● Written exercise
Extract and list every line that contains the word "Ramp".

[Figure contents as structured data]
+--
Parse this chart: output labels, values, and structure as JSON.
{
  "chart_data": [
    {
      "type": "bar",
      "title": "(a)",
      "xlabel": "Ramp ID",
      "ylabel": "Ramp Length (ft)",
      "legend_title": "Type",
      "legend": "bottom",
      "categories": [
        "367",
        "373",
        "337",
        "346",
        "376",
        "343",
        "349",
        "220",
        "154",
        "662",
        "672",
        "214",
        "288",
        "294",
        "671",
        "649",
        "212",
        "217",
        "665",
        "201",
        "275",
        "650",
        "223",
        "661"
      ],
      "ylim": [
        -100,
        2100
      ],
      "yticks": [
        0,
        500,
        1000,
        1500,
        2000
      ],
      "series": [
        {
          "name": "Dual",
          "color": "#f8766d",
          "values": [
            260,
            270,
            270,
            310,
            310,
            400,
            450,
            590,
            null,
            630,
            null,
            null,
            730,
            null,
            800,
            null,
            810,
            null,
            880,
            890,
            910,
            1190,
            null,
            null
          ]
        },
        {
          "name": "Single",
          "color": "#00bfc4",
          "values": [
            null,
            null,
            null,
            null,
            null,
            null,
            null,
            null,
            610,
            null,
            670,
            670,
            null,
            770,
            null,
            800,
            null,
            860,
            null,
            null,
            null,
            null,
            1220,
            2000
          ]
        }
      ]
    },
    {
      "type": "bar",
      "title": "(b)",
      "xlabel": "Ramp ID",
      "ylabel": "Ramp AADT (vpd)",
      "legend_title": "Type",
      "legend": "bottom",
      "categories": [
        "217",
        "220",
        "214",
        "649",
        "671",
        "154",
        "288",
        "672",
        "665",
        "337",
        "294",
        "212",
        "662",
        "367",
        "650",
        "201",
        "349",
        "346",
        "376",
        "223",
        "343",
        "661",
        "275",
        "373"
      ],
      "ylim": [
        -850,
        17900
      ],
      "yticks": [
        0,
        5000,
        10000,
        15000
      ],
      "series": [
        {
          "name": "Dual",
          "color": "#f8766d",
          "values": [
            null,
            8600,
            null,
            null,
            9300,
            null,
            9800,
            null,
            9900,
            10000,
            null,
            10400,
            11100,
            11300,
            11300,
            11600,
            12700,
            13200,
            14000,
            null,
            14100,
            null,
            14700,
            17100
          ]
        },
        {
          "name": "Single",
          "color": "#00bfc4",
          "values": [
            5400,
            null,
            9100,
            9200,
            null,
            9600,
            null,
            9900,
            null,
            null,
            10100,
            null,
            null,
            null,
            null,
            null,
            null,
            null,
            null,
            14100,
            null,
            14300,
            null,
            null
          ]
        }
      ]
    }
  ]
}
+--
● Answer to the exercise
      "xlabel": "Ramp ID",
      "ylabel": "Ramp Length (ft)",
      "xlabel": "Ramp ID",
      "ylabel": "Ramp AADT (vpd)",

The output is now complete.